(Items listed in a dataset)
========
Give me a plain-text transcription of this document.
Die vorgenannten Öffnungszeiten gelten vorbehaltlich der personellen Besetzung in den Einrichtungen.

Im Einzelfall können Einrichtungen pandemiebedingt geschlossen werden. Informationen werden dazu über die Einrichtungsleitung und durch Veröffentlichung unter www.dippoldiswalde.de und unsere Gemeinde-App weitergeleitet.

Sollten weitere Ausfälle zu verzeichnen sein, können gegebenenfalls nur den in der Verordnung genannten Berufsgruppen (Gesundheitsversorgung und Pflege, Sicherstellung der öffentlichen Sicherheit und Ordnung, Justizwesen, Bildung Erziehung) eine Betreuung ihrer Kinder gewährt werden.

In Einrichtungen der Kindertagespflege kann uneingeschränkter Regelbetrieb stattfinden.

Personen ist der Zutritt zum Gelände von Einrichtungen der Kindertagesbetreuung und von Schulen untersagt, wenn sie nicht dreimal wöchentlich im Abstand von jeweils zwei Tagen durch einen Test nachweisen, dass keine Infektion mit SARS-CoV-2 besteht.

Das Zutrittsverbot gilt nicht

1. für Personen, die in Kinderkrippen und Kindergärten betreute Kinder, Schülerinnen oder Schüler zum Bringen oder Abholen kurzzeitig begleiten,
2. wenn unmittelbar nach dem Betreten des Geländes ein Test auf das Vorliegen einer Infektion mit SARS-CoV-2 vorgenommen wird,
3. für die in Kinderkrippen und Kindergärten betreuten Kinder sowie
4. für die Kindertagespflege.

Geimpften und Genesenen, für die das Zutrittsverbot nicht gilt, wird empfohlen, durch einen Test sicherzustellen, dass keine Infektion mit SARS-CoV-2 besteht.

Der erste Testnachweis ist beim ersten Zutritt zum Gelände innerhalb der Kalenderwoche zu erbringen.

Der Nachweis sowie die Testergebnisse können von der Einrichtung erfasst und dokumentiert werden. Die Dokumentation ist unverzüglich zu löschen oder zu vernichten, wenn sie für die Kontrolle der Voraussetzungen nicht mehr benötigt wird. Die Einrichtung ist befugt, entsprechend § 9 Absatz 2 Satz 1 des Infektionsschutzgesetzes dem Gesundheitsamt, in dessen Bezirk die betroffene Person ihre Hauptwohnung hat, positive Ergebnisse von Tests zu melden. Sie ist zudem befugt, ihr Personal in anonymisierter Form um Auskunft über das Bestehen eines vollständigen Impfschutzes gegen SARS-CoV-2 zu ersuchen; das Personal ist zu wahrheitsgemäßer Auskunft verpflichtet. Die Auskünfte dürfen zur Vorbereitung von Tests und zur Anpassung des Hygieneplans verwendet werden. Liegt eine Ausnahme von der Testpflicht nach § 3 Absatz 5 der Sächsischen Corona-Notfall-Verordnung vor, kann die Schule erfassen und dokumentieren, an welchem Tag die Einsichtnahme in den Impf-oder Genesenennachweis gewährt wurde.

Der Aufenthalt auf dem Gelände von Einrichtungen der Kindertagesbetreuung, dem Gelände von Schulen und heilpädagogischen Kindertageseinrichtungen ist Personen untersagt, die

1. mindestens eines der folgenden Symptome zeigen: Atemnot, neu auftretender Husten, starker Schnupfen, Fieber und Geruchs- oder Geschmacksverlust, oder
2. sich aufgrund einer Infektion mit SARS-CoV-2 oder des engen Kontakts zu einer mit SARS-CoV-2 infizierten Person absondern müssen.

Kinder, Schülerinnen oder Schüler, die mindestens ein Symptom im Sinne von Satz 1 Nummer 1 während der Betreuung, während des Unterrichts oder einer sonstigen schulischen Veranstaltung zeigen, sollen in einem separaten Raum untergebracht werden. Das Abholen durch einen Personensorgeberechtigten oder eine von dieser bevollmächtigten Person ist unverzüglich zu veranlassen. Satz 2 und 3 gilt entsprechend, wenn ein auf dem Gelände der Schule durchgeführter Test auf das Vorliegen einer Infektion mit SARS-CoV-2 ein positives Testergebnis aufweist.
========
Task to carry out ▸ Each record above is to be written out again, without any change.

Response to this exercise ▸
Give me a plain-text transcription of this document.
Die vorgenannten Öffnungszeiten gelten vorbehaltlich der personellen Besetzung in den Einrichtungen.

Im Einzelfall können Einrichtungen pandemiebedingt geschlossen werden. Informationen werden dazu über die Einrichtungsleitung und durch Veröffentlichung unter www.dippoldiswalde.de und unsere Gemeinde-App weitergeleitet.

Sollten weitere Ausfälle zu verzeichnen sein, können gegebenenfalls nur den in der Verordnung genannten Berufsgruppen (Gesundheitsversorgung und Pflege, Sicherstellung der öffentlichen Sicherheit und Ordnung, Justizwesen, Bildung Erziehung) eine Betreuung ihrer Kinder gewährt werden.

In Einrichtungen der Kindertagespflege kann uneingeschränkter Regelbetrieb stattfinden.

Personen ist der Zutritt zum Gelände von Einrichtungen der Kindertagesbetreuung und von Schulen untersagt, wenn sie nicht dreimal wöchentlich im Abstand von jeweils zwei Tagen durch einen Test nachweisen, dass keine Infektion mit SARS-CoV-2 besteht.

Das Zutrittsverbot gilt nicht

1. für Personen, die in Kinderkrippen und Kindergärten betreute Kinder, Schülerinnen oder Schüler zum Bringen oder Abholen kurzzeitig begleiten,
2. wenn unmittelbar nach dem Betreten des Geländes ein Test auf das Vorliegen einer Infektion mit SARS-CoV-2 vorgenommen wird,
3. für die in Kinderkrippen und Kindergärten betreuten Kinder sowie
4. für die Kindertagespflege.

Geimpften und Genesenen, für die das Zutrittsverbot nicht gilt, wird empfohlen, durch einen Test sicherzustellen, dass keine Infektion mit SARS-CoV-2 besteht.

Der erste Testnachweis ist beim ersten Zutritt zum Gelände innerhalb der Kalenderwoche zu erbringen.

Der Nachweis sowie die Testergebnisse können von der Einrichtung erfasst und dokumentiert werden. Die Dokumentation ist unverzüglich zu löschen oder zu vernichten, wenn sie für die Kontrolle der Voraussetzungen nicht mehr benötigt wird. Die Einrichtung ist befugt, entsprechend § 9 Absatz 2 Satz 1 des Infektionsschutzgesetzes dem Gesundheitsamt, in dessen Bezirk die betroffene Person ihre Hauptwohnung hat, positive Ergebnisse von Tests zu melden. Sie ist zudem befugt, ihr Personal in anonymisierter Form um Auskunft über das Bestehen eines vollständigen Impfschutzes gegen SARS-CoV-2 zu ersuchen; das Personal ist zu wahrheitsgemäßer Auskunft verpflichtet. Die Auskünfte dürfen zur Vorbereitung von Tests und zur Anpassung des Hygieneplans verwendet werden. Liegt eine Ausnahme von der Testpflicht nach § 3 Absatz 5 der Sächsischen Corona-Notfall-Verordnung vor, kann die Schule erfassen und dokumentieren, an welchem Tag die Einsichtnahme in den Impf-oder Genesenennachweis gewährt wurde.

Der Aufenthalt auf dem Gelände von Einrichtungen der Kindertagesbetreuung, dem Gelände von Schulen und heilpädagogischen Kindertageseinrichtungen ist Personen untersagt, die

1. mindestens eines der folgenden Symptome zeigen: Atemnot, neu auftretender Husten, starker Schnupfen, Fieber und Geruchs- oder Geschmacksverlust, oder
2. sich aufgrund einer Infektion mit SARS-CoV-2 oder des engen Kontakts zu einer mit SARS-CoV-2 infizierten Person absondern müssen.

Kinder, Schülerinnen oder Schüler, die mindestens ein Symptom im Sinne von Satz 1 Nummer 1 während der Betreuung, während des Unterrichts oder einer sonstigen schulischen Veranstaltung zeigen, sollen in einem separaten Raum untergebracht werden. Das Abholen durch einen Personensorgeberechtigten oder eine von dieser bevollmächtigten Person ist unverzüglich zu veranlassen. Satz 2 und 3 gilt entsprechend, wenn ein auf dem Gelände der Schule durchgeführter Test auf das Vorliegen einer Infektion mit SARS-CoV-2 ein positives Testergebnis aufweist.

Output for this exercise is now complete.